## [YOUR GOAL]
Work out how many lines in the listing below include the word "color". Give nothing but the number.

+++ ROWS

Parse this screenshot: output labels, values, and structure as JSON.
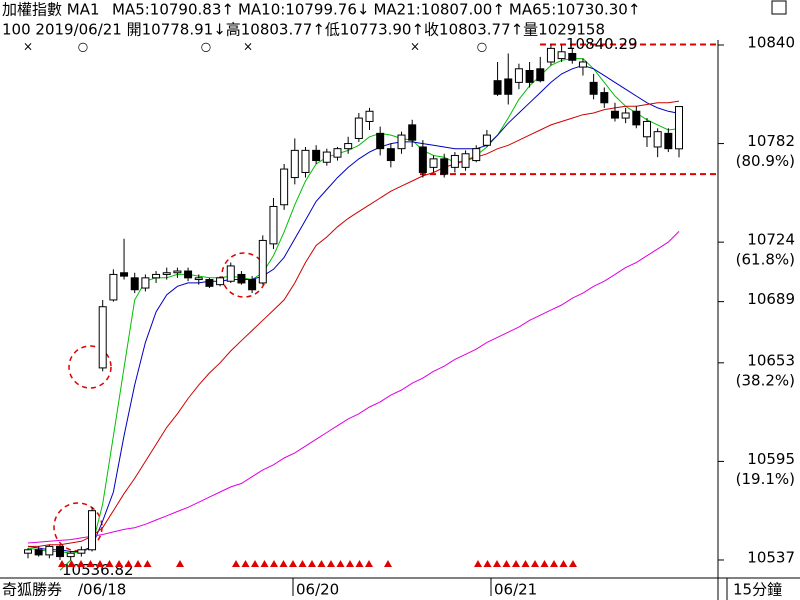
{
  "chart_data": {
    "type": "candlestick",
    "header": {
      "title": "加權指數 MA1",
      "ohlc_line": "100 2019/06/21 開10778.91↓高10803.77↑低10773.90↑收10803.77↑量1029158"
    },
    "ylim": [
      10526.4,
      10854.7
    ],
    "yticks": [
      10840,
      10782,
      10724,
      10689,
      10653,
      10595,
      10537
    ],
    "fib_levels": [
      {
        "value": 10782,
        "label": "(80.9%)"
      },
      {
        "value": 10724,
        "label": "(61.8%)"
      },
      {
        "value": 10653,
        "label": "(38.2%)"
      },
      {
        "value": 10595,
        "label": "(19.1%)"
      }
    ],
    "x_labels": [
      "奇狐勝券",
      "/06/18",
      "06/20",
      "06/21",
      "15分鐘"
    ],
    "high_mark": {
      "value": 10840.29,
      "label": "10840.29"
    },
    "low_mark": {
      "value": 10536.82,
      "label": "10536.82"
    },
    "support_line": 10764,
    "candles": [
      [
        10541,
        10544,
        10538,
        10543
      ],
      [
        10543,
        10545,
        10539,
        10540
      ],
      [
        10540,
        10546,
        10538,
        10545
      ],
      [
        10545,
        10546,
        10537,
        10539
      ],
      [
        10539,
        10542,
        10536.82,
        10541
      ],
      [
        10541,
        10545,
        10539,
        10543
      ],
      [
        10543,
        10568,
        10542,
        10566
      ],
      [
        10650,
        10690,
        10648,
        10686
      ],
      [
        10690,
        10708,
        10689,
        10705
      ],
      [
        10706,
        10726,
        10702,
        10704
      ],
      [
        10703,
        10706,
        10694,
        10696
      ],
      [
        10697,
        10705,
        10695,
        10703
      ],
      [
        10703,
        10707,
        10700,
        10705
      ],
      [
        10705,
        10709,
        10702,
        10706
      ],
      [
        10706,
        10709,
        10703,
        10707
      ],
      [
        10707,
        10709,
        10701,
        10703
      ],
      [
        10702,
        10705,
        10699,
        10703
      ],
      [
        10702,
        10703,
        10697,
        10698
      ],
      [
        10699,
        10704,
        10698,
        10703
      ],
      [
        10701,
        10712,
        10700,
        10710
      ],
      [
        10705,
        10707,
        10699,
        10700
      ],
      [
        10702,
        10704,
        10694,
        10696
      ],
      [
        10700,
        10728,
        10699,
        10725
      ],
      [
        10723,
        10750,
        10720,
        10745
      ],
      [
        10746,
        10770,
        10743,
        10767
      ],
      [
        10762,
        10785,
        10758,
        10778
      ],
      [
        10765,
        10780,
        10762,
        10778
      ],
      [
        10778,
        10781,
        10770,
        10772
      ],
      [
        10771,
        10779,
        10769,
        10777
      ],
      [
        10774,
        10780,
        10772,
        10779
      ],
      [
        10779,
        10786,
        10776,
        10782
      ],
      [
        10785,
        10800,
        10783,
        10797
      ],
      [
        10795,
        10803,
        10790,
        10801
      ],
      [
        10788,
        10792,
        10775,
        10779
      ],
      [
        10779,
        10782,
        10768,
        10772
      ],
      [
        10779,
        10789,
        10776,
        10787
      ],
      [
        10793,
        10796,
        10780,
        10784
      ],
      [
        10780,
        10784,
        10762,
        10765
      ],
      [
        10768,
        10775,
        10765,
        10773
      ],
      [
        10773,
        10776,
        10762,
        10764
      ],
      [
        10768,
        10777,
        10765,
        10775
      ],
      [
        10768,
        10778,
        10766,
        10776
      ],
      [
        10772,
        10781,
        10771,
        10779
      ],
      [
        10781,
        10790,
        10780,
        10787
      ],
      [
        10819,
        10830,
        10810,
        10811
      ],
      [
        10820,
        10835,
        10805,
        10811
      ],
      [
        10818,
        10829,
        10814,
        10826
      ],
      [
        10825,
        10830,
        10815,
        10818
      ],
      [
        10826,
        10833,
        10818,
        10819
      ],
      [
        10830,
        10840.29,
        10828,
        10838
      ],
      [
        10832,
        10840,
        10830,
        10836
      ],
      [
        10835,
        10838,
        10829,
        10831
      ],
      [
        10827,
        10832,
        10822,
        10830
      ],
      [
        10818,
        10823,
        10808,
        10811
      ],
      [
        10812,
        10815,
        10803,
        10806
      ],
      [
        10801,
        10806,
        10795,
        10797
      ],
      [
        10797,
        10803,
        10794,
        10800
      ],
      [
        10801,
        10804,
        10791,
        10793
      ],
      [
        10786,
        10797,
        10780,
        10795
      ],
      [
        10780,
        10791,
        10774,
        10789
      ],
      [
        10788,
        10791,
        10777,
        10779
      ],
      [
        10778.91,
        10803.77,
        10773.9,
        10803.77
      ]
    ],
    "series": [
      {
        "name": "MA5:10790.83↑",
        "color": "#00c000",
        "values": [
          10544,
          10543,
          10542,
          10542,
          10541,
          10542,
          10545,
          10570,
          10610,
          10650,
          10690,
          10701,
          10703,
          10703,
          10705,
          10705,
          10704,
          10703,
          10703,
          10704,
          10703,
          10702,
          10706,
          10716,
          10730,
          10746,
          10760,
          10770,
          10774,
          10776,
          10778,
          10781,
          10786,
          10788,
          10787,
          10785,
          10784,
          10778,
          10775,
          10774,
          10771,
          10772,
          10775,
          10780,
          10787,
          10797,
          10808,
          10816,
          10822,
          10828,
          10831,
          10832,
          10832,
          10826,
          10818,
          10810,
          10804,
          10800,
          10796,
          10793,
          10790,
          10790.83
        ]
      },
      {
        "name": "MA10:10799.76↓",
        "color": "#0000c0",
        "values": [
          10545,
          10544,
          10543,
          10543,
          10542,
          10542,
          10545,
          10560,
          10577,
          10610,
          10640,
          10665,
          10683,
          10693,
          10698,
          10700,
          10700,
          10701,
          10701,
          10702,
          10702,
          10702,
          10704,
          10708,
          10715,
          10726,
          10737,
          10748,
          10755,
          10762,
          10768,
          10773,
          10777,
          10780,
          10782,
          10783,
          10783,
          10782,
          10781,
          10780,
          10779,
          10779,
          10779,
          10781,
          10787,
          10794,
          10800,
          10806,
          10812,
          10818,
          10823,
          10826,
          10828,
          10826,
          10822,
          10818,
          10814,
          10810,
          10806,
          10803,
          10801,
          10799.76
        ]
      },
      {
        "name": "MA21:10807.00↑",
        "color": "#d00000",
        "values": [
          10545,
          10545,
          10546,
          10546,
          10547,
          10548,
          10551,
          10556,
          10566,
          10576,
          10585,
          10595,
          10605,
          10615,
          10623,
          10632,
          10640,
          10647,
          10653,
          10660,
          10666,
          10672,
          10678,
          10684,
          10690,
          10700,
          10712,
          10722,
          10727,
          10733,
          10738,
          10742,
          10746,
          10750,
          10754,
          10757,
          10760,
          10763,
          10765,
          10768,
          10770,
          10772,
          10774,
          10776,
          10779,
          10781,
          10784,
          10787,
          10790,
          10793,
          10795,
          10797,
          10799,
          10800,
          10802,
          10803,
          10804,
          10804,
          10805,
          10806,
          10806,
          10807
        ]
      },
      {
        "name": "MA65:10730.30↑",
        "color": "#e000e0",
        "values": [
          10547,
          10547.5,
          10548,
          10548.5,
          10549,
          10550,
          10551,
          10552,
          10553.5,
          10555,
          10556,
          10558,
          10560.5,
          10563,
          10565.5,
          10568,
          10571,
          10574,
          10577,
          10580,
          10582,
          10586,
          10590,
          10593,
          10597,
          10600,
          10604,
          10608,
          10612,
          10616,
          10620,
          10623,
          10627,
          10630,
          10634,
          10637,
          10641,
          10644,
          10648,
          10651,
          10655,
          10658,
          10661,
          10665,
          10668,
          10671,
          10674,
          10678,
          10681,
          10684,
          10687,
          10691,
          10694,
          10698,
          10701,
          10705,
          10709,
          10712,
          10716,
          10720,
          10724,
          10730.3
        ]
      }
    ]
  }
}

++++++

## [REPLY]
4